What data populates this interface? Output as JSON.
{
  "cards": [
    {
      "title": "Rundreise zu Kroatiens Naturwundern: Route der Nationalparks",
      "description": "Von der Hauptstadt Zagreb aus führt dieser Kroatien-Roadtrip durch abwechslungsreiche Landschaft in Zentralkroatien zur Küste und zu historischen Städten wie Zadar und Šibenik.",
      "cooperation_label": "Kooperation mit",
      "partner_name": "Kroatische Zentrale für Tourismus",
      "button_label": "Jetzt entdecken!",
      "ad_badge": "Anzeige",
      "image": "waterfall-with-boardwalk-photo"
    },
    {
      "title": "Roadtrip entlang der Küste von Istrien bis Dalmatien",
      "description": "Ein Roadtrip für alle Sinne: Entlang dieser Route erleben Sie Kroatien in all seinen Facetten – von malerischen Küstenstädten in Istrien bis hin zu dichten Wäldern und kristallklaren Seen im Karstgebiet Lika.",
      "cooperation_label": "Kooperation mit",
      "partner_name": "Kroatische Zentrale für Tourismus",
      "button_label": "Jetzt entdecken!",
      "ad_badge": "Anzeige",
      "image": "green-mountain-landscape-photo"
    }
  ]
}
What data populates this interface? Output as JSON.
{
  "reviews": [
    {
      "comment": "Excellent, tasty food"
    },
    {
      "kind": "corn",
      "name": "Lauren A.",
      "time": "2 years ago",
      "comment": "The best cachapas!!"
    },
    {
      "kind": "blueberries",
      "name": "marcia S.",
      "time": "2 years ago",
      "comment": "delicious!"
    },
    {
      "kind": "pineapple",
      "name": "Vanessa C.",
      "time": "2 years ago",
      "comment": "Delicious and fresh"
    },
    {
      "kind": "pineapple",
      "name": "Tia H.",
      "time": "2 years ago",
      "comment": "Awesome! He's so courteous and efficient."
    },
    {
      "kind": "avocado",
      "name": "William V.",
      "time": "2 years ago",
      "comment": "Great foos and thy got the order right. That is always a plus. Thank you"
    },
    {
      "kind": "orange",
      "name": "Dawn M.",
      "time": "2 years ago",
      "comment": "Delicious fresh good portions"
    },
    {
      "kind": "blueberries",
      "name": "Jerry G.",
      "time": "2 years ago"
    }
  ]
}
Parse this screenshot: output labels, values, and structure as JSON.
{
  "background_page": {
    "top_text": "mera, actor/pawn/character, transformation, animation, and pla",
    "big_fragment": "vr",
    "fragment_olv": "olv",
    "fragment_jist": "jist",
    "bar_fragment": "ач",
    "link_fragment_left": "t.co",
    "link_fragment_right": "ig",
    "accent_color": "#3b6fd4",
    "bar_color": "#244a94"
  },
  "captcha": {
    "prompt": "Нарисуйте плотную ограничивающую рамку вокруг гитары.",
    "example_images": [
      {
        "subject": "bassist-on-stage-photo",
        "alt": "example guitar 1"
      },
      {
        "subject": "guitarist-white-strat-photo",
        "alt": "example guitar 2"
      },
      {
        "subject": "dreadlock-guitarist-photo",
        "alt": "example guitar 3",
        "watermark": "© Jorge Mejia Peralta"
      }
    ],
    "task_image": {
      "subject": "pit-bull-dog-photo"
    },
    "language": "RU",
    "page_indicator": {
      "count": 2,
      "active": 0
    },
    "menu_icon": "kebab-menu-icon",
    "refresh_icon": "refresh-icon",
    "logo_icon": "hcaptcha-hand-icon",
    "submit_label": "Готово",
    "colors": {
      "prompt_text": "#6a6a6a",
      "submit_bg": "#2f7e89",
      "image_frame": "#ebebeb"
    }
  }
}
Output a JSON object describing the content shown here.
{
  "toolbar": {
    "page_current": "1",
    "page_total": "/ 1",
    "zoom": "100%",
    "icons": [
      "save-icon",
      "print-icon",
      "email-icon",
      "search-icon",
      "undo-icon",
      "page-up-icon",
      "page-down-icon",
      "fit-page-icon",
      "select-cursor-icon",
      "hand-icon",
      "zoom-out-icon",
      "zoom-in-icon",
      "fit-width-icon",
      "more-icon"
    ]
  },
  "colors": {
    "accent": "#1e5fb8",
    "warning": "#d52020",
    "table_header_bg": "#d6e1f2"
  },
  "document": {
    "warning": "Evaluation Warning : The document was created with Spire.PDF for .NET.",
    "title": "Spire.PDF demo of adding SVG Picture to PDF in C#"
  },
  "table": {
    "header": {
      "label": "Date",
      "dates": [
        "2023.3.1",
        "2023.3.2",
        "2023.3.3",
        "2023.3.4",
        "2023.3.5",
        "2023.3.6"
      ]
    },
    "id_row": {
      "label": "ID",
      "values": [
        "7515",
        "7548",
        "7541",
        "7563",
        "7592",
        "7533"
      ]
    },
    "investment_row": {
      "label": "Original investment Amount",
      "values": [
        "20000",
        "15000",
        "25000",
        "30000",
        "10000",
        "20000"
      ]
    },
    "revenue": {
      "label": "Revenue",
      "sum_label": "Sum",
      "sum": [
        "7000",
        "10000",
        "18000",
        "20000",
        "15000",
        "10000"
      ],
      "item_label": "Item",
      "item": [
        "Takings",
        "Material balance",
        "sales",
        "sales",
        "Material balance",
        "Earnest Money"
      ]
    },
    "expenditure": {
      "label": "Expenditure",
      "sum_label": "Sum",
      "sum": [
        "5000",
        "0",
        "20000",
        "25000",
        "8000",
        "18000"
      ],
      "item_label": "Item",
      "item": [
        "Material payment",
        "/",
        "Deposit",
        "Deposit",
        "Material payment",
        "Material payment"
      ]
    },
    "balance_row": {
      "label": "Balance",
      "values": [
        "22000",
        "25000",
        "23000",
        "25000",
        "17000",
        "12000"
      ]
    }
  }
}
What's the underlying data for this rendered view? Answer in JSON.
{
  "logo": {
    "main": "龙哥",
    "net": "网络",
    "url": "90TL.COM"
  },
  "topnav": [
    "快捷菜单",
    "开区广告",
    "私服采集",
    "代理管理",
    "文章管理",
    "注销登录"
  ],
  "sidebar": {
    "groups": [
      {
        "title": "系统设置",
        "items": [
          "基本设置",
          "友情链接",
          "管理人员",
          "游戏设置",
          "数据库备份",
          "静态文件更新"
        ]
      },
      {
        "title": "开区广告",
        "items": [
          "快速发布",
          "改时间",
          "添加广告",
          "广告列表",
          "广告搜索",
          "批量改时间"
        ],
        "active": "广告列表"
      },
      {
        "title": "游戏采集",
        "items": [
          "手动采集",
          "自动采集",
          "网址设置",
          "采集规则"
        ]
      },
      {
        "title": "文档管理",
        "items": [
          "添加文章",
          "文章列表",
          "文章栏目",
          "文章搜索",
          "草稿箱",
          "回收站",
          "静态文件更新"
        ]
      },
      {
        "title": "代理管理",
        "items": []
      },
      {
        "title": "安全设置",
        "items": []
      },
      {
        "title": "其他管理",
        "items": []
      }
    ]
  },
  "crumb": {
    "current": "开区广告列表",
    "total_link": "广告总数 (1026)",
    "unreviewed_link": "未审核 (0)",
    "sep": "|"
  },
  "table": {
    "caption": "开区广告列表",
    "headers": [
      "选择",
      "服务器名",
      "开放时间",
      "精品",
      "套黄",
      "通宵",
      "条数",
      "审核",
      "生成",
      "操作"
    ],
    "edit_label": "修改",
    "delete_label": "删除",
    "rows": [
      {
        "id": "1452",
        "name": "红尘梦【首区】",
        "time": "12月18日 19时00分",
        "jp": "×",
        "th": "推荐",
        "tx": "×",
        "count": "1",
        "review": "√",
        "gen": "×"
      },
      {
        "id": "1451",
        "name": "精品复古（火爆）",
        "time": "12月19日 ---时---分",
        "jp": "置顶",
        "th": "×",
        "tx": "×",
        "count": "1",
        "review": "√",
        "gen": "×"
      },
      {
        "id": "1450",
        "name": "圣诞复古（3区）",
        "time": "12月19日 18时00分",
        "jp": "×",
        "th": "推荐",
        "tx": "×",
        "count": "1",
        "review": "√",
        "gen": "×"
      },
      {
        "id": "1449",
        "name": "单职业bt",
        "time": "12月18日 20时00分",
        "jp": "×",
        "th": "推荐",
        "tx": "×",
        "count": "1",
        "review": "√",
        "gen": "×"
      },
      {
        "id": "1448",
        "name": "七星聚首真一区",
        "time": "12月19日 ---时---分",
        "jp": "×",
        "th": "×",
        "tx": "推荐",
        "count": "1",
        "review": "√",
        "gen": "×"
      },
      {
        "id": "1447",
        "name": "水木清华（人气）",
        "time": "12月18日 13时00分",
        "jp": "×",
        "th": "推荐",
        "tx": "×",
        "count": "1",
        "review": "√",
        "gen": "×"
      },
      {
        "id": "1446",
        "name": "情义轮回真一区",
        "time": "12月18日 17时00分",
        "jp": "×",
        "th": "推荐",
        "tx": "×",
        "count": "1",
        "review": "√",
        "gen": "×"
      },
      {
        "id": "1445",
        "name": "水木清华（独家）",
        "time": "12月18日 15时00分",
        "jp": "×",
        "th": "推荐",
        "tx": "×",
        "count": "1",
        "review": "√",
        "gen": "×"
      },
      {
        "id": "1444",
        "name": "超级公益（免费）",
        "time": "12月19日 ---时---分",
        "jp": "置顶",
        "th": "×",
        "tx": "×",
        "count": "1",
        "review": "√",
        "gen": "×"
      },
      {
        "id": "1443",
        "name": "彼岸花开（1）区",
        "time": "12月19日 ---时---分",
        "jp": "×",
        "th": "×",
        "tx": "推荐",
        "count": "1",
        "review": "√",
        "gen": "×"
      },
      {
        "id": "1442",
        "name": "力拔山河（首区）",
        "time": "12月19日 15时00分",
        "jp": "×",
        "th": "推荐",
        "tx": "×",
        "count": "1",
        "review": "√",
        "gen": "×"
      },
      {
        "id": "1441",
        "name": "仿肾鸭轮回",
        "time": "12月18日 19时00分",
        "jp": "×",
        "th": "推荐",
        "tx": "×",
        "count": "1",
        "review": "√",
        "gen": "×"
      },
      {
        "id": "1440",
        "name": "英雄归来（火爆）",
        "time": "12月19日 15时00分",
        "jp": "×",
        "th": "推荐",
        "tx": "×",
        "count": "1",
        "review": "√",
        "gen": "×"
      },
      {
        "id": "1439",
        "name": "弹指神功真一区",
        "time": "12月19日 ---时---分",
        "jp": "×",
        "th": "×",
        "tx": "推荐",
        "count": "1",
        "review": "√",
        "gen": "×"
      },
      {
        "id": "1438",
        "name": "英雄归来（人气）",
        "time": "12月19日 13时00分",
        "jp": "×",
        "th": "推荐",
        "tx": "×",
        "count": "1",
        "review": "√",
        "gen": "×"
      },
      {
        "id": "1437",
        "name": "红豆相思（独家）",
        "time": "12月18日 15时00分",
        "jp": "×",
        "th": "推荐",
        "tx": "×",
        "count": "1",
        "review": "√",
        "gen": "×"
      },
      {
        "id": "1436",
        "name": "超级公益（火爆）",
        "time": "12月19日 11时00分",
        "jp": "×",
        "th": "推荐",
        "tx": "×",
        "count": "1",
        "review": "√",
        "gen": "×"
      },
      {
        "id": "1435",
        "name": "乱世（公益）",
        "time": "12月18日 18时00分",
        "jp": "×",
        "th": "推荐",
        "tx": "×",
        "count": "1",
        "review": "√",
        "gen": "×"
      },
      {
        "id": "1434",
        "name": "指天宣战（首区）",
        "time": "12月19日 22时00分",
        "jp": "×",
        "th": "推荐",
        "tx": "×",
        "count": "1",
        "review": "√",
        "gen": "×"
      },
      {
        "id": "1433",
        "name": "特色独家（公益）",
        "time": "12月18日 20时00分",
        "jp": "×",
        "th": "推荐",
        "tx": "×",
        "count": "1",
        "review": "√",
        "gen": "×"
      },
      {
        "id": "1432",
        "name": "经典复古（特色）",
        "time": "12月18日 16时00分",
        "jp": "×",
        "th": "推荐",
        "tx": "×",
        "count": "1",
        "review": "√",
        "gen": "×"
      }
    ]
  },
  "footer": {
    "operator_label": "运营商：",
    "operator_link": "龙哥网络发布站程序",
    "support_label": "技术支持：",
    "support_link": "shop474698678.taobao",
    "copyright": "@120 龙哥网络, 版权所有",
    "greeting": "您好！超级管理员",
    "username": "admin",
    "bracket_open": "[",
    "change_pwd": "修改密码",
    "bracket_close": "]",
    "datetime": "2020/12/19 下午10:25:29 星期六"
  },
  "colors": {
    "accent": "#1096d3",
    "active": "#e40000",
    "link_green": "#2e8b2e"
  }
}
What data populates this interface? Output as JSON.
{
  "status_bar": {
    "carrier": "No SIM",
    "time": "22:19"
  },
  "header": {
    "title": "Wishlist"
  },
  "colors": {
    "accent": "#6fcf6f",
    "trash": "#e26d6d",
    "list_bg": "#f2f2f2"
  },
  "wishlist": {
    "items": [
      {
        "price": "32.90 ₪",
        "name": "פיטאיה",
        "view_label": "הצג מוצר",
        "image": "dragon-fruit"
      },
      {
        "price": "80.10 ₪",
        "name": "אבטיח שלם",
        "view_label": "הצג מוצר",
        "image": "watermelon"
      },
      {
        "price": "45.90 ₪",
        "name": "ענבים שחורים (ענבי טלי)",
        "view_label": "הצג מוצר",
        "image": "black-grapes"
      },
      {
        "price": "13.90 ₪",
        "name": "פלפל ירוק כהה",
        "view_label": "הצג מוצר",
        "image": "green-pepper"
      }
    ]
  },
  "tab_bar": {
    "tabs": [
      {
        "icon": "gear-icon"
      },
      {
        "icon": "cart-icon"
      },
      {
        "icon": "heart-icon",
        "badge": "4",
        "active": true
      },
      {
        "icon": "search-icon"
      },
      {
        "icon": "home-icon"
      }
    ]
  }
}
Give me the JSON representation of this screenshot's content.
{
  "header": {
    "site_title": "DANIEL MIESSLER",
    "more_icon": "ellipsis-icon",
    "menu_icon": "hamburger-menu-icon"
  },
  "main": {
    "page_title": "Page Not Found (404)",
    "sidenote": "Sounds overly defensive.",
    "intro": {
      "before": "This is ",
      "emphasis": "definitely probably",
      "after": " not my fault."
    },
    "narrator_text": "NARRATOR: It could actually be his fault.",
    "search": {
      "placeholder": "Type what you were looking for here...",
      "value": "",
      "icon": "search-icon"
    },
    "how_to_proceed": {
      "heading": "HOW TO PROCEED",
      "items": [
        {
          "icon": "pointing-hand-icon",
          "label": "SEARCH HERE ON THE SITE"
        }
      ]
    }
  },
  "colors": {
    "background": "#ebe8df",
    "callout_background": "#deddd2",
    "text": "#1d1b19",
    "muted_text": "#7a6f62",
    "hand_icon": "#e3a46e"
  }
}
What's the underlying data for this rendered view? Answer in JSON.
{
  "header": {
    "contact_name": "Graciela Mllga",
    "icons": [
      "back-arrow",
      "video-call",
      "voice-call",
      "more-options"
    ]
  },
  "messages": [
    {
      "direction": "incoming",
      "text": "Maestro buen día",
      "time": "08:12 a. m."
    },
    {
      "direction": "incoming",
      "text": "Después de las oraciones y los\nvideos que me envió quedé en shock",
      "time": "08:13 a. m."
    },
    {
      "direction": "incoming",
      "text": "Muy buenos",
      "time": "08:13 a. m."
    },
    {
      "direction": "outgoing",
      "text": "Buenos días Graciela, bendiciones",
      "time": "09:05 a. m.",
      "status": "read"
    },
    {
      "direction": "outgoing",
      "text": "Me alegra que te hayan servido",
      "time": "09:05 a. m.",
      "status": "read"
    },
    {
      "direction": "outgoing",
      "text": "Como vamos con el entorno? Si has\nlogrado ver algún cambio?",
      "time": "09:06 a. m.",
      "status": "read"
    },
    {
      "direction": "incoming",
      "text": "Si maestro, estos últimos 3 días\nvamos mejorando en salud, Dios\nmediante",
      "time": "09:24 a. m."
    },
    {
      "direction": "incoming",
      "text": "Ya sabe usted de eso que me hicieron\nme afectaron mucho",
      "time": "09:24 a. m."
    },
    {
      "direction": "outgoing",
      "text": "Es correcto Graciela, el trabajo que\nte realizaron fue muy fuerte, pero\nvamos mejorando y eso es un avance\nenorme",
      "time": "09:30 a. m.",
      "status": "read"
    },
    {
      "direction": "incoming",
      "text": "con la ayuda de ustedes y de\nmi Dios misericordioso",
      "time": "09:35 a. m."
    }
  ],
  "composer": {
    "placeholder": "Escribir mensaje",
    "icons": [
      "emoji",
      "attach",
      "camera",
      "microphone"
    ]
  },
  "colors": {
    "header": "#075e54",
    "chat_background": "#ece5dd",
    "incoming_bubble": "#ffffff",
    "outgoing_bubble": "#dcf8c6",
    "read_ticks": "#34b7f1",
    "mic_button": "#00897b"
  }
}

---------------

**What you need to do:**
Copy out every line from the data above that has "días" in it.

**Solution for this exercise:**
      "text": "Buenos días Graciela, bendiciones",
      "text": "Si maestro, estos últimos 3 días\nvamos mejorando en salud, Dios\nmediante",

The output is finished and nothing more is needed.